[Stored items]

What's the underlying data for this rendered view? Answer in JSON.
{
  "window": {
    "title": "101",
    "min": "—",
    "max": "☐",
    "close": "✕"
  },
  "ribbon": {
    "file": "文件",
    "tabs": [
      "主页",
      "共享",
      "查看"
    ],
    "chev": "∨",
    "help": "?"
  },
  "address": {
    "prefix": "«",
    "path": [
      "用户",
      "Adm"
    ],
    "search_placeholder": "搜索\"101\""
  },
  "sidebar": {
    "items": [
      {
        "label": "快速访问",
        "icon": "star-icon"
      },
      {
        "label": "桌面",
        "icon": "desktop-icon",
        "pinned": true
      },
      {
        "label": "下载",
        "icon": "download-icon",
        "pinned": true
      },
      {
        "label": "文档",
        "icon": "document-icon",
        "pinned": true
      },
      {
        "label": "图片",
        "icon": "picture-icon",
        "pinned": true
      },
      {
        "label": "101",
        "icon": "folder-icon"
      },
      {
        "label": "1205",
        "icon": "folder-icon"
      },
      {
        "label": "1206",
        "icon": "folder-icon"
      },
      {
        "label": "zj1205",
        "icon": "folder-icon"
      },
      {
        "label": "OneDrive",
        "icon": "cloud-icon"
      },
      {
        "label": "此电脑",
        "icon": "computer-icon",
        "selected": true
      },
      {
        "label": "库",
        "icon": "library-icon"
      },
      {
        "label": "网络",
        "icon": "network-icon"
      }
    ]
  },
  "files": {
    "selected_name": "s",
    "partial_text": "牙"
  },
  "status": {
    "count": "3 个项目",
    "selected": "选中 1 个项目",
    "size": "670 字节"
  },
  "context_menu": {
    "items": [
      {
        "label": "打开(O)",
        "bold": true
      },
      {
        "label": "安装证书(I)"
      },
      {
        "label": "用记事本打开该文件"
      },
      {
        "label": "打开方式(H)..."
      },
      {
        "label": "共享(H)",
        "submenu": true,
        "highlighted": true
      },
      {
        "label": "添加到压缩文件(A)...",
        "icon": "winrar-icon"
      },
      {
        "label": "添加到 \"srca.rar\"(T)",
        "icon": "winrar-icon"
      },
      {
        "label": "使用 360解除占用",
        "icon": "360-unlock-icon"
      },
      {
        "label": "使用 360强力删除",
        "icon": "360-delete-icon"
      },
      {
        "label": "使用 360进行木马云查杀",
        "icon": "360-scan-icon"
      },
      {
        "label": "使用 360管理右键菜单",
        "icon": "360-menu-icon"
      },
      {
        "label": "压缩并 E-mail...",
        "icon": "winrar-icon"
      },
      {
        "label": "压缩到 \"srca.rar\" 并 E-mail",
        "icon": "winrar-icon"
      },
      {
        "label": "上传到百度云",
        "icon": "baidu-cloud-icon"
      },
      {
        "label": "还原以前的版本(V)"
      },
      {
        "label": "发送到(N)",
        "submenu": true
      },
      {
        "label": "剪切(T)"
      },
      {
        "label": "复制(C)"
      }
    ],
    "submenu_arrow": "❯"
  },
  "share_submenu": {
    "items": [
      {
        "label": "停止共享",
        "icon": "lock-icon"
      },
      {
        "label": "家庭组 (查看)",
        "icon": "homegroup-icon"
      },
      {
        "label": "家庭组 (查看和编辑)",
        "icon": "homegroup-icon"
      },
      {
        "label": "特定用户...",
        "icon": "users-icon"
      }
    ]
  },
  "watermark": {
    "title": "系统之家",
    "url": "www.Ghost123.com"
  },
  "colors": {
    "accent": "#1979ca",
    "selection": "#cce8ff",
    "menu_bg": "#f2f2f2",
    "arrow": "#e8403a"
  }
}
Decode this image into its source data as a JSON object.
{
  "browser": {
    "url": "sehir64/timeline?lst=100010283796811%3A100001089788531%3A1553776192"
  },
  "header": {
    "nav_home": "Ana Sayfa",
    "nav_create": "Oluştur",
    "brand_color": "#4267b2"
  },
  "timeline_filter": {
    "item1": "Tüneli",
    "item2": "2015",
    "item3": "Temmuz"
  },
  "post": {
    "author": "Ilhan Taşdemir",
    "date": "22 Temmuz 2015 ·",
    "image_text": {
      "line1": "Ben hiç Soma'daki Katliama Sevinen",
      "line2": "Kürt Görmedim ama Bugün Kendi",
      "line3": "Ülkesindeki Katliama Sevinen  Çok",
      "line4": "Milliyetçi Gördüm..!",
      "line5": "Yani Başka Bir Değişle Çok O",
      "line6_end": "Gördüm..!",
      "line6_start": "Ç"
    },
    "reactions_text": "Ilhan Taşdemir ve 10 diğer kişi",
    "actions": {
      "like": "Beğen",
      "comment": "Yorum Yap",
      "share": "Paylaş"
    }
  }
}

**Exercise details**.
Take the lines from the one containing "Decode this image" to the last line of the material above and write them out exactly.

**In response**.
Decode this image into its source data as a JSON object.
{
  "browser": {
    "url": "sehir64/timeline?lst=100010283796811%3A100001089788531%3A1553776192"
  },
  "header": {
    "nav_home": "Ana Sayfa",
    "nav_create": "Oluştur",
    "brand_color": "#4267b2"
  },
  "timeline_filter": {
    "item1": "Tüneli",
    "item2": "2015",
    "item3": "Temmuz"
  },
  "post": {
    "author": "Ilhan Taşdemir",
    "date": "22 Temmuz 2015 ·",
    "image_text": {
      "line1": "Ben hiç Soma'daki Katliama Sevinen",
      "line2": "Kürt Görmedim ama Bugün Kendi",
      "line3": "Ülkesindeki Katliama Sevinen  Çok",
      "line4": "Milliyetçi Gördüm..!",
      "line5": "Yani Başka Bir Değişle Çok O",
      "line6_end": "Gördüm..!",
      "line6_start": "Ç"
    },
    "reactions_text": "Ilhan Taşdemir ve 10 diğer kişi",
    "actions": {
      "like": "Beğen",
      "comment": "Yorum Yap",
      "share": "Paylaş"
    }
  }
}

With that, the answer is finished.